• _INSTRUCTION_
Output each line of the material exactly as it stands.

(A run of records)
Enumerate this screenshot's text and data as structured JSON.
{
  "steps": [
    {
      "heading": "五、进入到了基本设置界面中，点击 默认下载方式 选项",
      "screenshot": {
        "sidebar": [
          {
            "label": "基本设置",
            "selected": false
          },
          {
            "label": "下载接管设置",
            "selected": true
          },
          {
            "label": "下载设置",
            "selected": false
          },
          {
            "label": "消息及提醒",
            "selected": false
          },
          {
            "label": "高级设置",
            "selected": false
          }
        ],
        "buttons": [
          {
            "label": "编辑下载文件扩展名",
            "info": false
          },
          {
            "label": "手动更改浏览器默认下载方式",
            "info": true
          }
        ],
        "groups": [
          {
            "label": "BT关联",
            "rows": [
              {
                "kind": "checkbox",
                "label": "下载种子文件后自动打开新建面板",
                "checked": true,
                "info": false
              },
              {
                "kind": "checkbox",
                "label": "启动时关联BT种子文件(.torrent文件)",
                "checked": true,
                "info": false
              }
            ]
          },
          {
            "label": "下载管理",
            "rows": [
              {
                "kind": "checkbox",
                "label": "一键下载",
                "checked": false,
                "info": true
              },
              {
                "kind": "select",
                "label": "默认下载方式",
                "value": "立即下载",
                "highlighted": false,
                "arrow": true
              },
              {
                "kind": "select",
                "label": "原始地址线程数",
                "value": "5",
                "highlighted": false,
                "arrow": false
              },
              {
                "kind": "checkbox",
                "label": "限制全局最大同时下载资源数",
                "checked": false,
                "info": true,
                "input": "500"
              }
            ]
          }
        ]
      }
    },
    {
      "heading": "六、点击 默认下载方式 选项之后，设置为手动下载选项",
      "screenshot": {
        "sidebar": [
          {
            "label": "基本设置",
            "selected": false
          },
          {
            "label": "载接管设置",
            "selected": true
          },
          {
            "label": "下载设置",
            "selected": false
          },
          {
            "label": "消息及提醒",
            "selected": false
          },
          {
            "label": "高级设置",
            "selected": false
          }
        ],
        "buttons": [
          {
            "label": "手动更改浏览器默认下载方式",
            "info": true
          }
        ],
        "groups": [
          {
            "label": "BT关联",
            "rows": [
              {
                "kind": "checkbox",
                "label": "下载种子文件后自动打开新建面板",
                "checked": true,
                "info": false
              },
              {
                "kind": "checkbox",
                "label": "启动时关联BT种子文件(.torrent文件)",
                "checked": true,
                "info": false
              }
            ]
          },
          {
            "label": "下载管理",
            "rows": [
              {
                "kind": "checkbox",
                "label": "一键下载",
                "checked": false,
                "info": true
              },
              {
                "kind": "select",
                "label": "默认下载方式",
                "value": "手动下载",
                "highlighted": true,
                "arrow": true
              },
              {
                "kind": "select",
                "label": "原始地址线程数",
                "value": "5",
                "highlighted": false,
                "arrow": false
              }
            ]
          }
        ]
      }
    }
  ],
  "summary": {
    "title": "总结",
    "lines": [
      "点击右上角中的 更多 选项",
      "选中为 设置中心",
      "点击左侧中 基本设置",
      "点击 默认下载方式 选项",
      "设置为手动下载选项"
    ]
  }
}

• _ANSWER_
Enumerate this screenshot's text and data as structured JSON.
{
  "steps": [
    {
      "heading": "五、进入到了基本设置界面中，点击 默认下载方式 选项",
      "screenshot": {
        "sidebar": [
          {
            "label": "基本设置",
            "selected": false
          },
          {
            "label": "下载接管设置",
            "selected": true
          },
          {
            "label": "下载设置",
            "selected": false
          },
          {
            "label": "消息及提醒",
            "selected": false
          },
          {
            "label": "高级设置",
            "selected": false
          }
        ],
        "buttons": [
          {
            "label": "编辑下载文件扩展名",
            "info": false
          },
          {
            "label": "手动更改浏览器默认下载方式",
            "info": true
          }
        ],
        "groups": [
          {
            "label": "BT关联",
            "rows": [
              {
                "kind": "checkbox",
                "label": "下载种子文件后自动打开新建面板",
                "checked": true,
                "info": false
              },
              {
                "kind": "checkbox",
                "label": "启动时关联BT种子文件(.torrent文件)",
                "checked": true,
                "info": false
              }
            ]
          },
          {
            "label": "下载管理",
            "rows": [
              {
                "kind": "checkbox",
                "label": "一键下载",
                "checked": false,
                "info": true
              },
              {
                "kind": "select",
                "label": "默认下载方式",
                "value": "立即下载",
                "highlighted": false,
                "arrow": true
              },
              {
                "kind": "select",
                "label": "原始地址线程数",
                "value": "5",
                "highlighted": false,
                "arrow": false
              },
              {
                "kind": "checkbox",
                "label": "限制全局最大同时下载资源数",
                "checked": false,
                "info": true,
                "input": "500"
              }
            ]
          }
        ]
      }
    },
    {
      "heading": "六、点击 默认下载方式 选项之后，设置为手动下载选项",
      "screenshot": {
        "sidebar": [
          {
            "label": "基本设置",
            "selected": false
          },
          {
            "label": "载接管设置",
            "selected": true
          },
          {
            "label": "下载设置",
            "selected": false
          },
          {
            "label": "消息及提醒",
            "selected": false
          },
          {
            "label": "高级设置",
            "selected": false
          }
        ],
        "buttons": [
          {
            "label": "手动更改浏览器默认下载方式",
            "info": true
          }
        ],
        "groups": [
          {
            "label": "BT关联",
            "rows": [
              {
                "kind": "checkbox",
                "label": "下载种子文件后自动打开新建面板",
                "checked": true,
                "info": false
              },
              {
                "kind": "checkbox",
                "label": "启动时关联BT种子文件(.torrent文件)",
                "checked": true,
                "info": false
              }
            ]
          },
          {
            "label": "下载管理",
            "rows": [
              {
                "kind": "checkbox",
                "label": "一键下载",
                "checked": false,
                "info": true
              },
              {
                "kind": "select",
                "label": "默认下载方式",
                "value": "手动下载",
                "highlighted": true,
                "arrow": true
              },
              {
                "kind": "select",
                "label": "原始地址线程数",
                "value": "5",
                "highlighted": false,
                "arrow": false
              }
            ]
          }
        ]
      }
    }
  ],
  "summary": {
    "title": "总结",
    "lines": [
      "点击右上角中的 更多 选项",
      "选中为 设置中心",
      "点击左侧中 基本设置",
      "点击 默认下载方式 选项",
      "设置为手动下载选项"
    ]
  }
}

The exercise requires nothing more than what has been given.